### The request
Set down every record once more, exactly as given.

** start Material provided **

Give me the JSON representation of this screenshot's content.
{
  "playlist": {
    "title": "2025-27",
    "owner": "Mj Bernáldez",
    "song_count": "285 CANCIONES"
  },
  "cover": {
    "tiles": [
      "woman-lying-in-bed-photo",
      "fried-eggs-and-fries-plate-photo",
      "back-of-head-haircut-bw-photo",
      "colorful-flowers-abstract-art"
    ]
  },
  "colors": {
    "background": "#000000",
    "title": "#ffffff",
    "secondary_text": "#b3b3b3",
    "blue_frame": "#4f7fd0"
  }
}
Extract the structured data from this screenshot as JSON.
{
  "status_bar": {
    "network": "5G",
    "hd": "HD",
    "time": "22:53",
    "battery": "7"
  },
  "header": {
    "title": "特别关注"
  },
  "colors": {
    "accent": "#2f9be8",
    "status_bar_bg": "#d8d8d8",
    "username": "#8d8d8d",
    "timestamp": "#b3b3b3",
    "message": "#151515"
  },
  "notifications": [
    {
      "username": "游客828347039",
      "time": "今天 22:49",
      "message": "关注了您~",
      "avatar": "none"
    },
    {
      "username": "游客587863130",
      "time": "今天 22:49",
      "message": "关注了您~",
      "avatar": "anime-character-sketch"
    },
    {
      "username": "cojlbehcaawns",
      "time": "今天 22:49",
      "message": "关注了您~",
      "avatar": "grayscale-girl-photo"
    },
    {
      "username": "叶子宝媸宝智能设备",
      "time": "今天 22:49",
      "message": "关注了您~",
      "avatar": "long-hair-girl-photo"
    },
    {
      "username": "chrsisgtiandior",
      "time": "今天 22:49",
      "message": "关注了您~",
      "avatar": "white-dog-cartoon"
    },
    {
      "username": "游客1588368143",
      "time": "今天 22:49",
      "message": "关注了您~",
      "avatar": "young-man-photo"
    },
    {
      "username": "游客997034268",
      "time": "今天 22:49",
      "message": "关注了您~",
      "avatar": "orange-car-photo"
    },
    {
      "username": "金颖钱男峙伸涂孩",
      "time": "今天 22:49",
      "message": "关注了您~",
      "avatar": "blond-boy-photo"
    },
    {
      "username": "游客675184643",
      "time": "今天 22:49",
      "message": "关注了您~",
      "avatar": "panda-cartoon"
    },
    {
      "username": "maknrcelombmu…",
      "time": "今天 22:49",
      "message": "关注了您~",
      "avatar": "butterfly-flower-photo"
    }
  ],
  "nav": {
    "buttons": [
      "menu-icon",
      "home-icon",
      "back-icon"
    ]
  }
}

** end Material provided **

### Result of the exercise
Give me the JSON representation of this screenshot's content.
{
  "playlist": {
    "title": "2025-27",
    "owner": "Mj Bernáldez",
    "song_count": "285 CANCIONES"
  },
  "cover": {
    "tiles": [
      "woman-lying-in-bed-photo",
      "fried-eggs-and-fries-plate-photo",
      "back-of-head-haircut-bw-photo",
      "colorful-flowers-abstract-art"
    ]
  },
  "colors": {
    "background": "#000000",
    "title": "#ffffff",
    "secondary_text": "#b3b3b3",
    "blue_frame": "#4f7fd0"
  }
}
Extract the structured data from this screenshot as JSON.
{
  "status_bar": {
    "network": "5G",
    "hd": "HD",
    "time": "22:53",
    "battery": "7"
  },
  "header": {
    "title": "特别关注"
  },
  "colors": {
    "accent": "#2f9be8",
    "status_bar_bg": "#d8d8d8",
    "username": "#8d8d8d",
    "timestamp": "#b3b3b3",
    "message": "#151515"
  },
  "notifications": [
    {
      "username": "游客828347039",
      "time": "今天 22:49",
      "message": "关注了您~",
      "avatar": "none"
    },
    {
      "username": "游客587863130",
      "time": "今天 22:49",
      "message": "关注了您~",
      "avatar": "anime-character-sketch"
    },
    {
      "username": "cojlbehcaawns",
      "time": "今天 22:49",
      "message": "关注了您~",
      "avatar": "grayscale-girl-photo"
    },
    {
      "username": "叶子宝媸宝智能设备",
      "time": "今天 22:49",
      "message": "关注了您~",
      "avatar": "long-hair-girl-photo"
    },
    {
      "username": "chrsisgtiandior",
      "time": "今天 22:49",
      "message": "关注了您~",
      "avatar": "white-dog-cartoon"
    },
    {
      "username": "游客1588368143",
      "time": "今天 22:49",
      "message": "关注了您~",
      "avatar": "young-man-photo"
    },
    {
      "username": "游客997034268",
      "time": "今天 22:49",
      "message": "关注了您~",
      "avatar": "orange-car-photo"
    },
    {
      "username": "金颖钱男峙伸涂孩",
      "time": "今天 22:49",
      "message": "关注了您~",
      "avatar": "blond-boy-photo"
    },
    {
      "username": "游客675184643",
      "time": "今天 22:49",
      "message": "关注了您~",
      "avatar": "panda-cartoon"
    },
    {
      "username": "maknrcelombmu…",
      "time": "今天 22:49",
      "message": "关注了您~",
      "avatar": "butterfly-flower-photo"
    }
  ],
  "nav": {
    "buttons": [
      "menu-icon",
      "home-icon",
      "back-icon"
    ]
  }
}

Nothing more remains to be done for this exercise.